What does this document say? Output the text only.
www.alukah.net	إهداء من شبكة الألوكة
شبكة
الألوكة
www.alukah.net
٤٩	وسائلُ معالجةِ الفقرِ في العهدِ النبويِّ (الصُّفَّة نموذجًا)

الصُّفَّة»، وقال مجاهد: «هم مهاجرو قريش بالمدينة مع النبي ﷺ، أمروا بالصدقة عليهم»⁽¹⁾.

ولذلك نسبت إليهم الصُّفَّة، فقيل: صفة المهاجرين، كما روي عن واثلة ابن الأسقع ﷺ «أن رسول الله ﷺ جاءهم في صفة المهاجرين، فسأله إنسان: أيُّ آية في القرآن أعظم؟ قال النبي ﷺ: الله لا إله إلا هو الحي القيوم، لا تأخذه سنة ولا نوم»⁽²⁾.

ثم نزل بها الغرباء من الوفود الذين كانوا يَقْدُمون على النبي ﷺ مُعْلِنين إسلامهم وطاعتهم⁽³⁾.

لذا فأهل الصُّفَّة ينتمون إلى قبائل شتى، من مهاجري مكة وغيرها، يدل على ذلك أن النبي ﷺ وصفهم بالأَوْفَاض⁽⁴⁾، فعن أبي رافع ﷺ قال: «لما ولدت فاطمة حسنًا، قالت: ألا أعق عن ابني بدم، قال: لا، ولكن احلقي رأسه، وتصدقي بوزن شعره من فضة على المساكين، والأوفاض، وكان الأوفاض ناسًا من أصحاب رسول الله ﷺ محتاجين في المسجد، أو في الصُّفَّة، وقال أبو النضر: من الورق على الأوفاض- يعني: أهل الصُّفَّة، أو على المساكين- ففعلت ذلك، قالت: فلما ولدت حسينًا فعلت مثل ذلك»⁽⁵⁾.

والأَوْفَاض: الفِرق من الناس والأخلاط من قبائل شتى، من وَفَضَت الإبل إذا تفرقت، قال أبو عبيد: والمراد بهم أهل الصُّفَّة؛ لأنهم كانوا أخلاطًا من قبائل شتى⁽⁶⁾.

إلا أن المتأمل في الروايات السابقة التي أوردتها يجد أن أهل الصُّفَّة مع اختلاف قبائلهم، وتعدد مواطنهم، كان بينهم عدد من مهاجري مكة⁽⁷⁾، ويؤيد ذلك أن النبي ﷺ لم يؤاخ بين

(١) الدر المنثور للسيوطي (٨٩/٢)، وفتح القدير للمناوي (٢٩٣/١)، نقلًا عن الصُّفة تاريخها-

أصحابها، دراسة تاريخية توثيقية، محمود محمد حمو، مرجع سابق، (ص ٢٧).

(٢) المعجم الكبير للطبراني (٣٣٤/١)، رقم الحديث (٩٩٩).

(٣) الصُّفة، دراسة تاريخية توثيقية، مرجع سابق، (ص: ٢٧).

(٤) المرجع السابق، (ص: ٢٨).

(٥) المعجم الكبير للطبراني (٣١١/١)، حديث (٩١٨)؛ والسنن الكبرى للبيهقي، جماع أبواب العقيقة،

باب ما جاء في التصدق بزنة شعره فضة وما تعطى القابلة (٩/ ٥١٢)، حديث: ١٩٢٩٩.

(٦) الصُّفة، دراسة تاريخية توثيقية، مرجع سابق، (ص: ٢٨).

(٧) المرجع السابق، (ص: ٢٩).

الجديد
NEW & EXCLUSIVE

☆ ☆ ☆ ☆

→ **Goal**
Say only how many lines in the records carry the word "الكبير".

→ **The completed task**
2